[Items drawn from a data source]
___
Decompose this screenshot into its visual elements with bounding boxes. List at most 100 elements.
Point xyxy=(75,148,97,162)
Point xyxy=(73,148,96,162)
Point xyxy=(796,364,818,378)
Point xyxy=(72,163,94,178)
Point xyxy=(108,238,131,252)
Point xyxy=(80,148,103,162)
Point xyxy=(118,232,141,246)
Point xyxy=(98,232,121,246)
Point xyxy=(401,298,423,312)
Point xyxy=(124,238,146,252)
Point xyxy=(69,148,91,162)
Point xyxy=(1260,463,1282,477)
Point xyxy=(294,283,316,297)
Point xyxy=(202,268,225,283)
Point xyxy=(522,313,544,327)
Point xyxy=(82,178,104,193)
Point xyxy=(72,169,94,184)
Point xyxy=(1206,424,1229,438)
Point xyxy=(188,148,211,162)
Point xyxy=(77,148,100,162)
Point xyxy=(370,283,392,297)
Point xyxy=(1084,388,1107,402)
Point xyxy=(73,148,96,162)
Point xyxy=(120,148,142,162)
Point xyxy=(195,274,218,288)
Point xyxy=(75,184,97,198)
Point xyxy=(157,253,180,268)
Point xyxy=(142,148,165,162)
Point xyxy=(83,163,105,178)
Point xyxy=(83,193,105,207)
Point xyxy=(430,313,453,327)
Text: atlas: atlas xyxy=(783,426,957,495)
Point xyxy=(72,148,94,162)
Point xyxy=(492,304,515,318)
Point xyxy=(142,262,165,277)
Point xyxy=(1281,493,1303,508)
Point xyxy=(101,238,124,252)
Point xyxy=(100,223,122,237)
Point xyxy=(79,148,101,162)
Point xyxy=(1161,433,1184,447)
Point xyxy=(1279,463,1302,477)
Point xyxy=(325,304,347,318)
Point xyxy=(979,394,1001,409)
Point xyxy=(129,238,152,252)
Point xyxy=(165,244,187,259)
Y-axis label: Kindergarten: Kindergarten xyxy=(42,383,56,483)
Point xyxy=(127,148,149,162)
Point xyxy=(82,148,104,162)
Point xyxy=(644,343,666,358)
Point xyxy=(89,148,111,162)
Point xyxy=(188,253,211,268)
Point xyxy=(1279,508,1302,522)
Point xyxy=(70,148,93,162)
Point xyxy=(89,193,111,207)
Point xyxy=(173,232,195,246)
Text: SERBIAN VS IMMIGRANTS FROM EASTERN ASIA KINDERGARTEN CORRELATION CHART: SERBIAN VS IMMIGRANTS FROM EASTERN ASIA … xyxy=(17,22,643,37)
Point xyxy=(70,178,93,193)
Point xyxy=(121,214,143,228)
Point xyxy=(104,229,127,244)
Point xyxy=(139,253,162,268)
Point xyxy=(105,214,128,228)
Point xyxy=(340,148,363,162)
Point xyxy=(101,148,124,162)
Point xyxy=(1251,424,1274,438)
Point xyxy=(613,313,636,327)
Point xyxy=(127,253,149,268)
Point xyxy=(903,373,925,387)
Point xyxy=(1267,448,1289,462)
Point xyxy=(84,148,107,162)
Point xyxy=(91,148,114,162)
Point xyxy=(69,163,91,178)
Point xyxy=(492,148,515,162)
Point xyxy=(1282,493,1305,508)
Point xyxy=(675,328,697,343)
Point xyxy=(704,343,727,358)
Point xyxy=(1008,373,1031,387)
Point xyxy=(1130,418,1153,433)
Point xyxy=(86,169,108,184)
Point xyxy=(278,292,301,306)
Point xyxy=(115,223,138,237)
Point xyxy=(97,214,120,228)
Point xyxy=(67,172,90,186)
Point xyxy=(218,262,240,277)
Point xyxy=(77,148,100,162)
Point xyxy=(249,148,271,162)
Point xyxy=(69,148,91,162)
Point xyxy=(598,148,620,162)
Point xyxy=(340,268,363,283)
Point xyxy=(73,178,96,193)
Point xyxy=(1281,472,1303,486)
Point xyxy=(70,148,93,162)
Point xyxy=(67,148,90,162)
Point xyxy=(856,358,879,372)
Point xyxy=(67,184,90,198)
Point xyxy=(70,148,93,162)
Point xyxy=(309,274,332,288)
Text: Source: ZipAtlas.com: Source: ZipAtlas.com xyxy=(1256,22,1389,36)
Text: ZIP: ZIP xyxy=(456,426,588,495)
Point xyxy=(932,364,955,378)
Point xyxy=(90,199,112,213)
___
• _Aim of the task_
Report every line in the listing above that contains the string "Text", matching case exactly.

• _Finished answer_
Text: atlas: atlas xyxy=(783,426,957,495)
Text: SERBIAN VS IMMIGRANTS FROM EASTERN ASIA KINDERGARTEN CORRELATION CHART: SERBIAN VS IMMIGRANTS FROM EASTERN ASIA … xyxy=(17,22,643,37)
Text: Source: ZipAtlas.com: Source: ZipAtlas.com xyxy=(1256,22,1389,36)
Text: ZIP: ZIP xyxy=(456,426,588,495)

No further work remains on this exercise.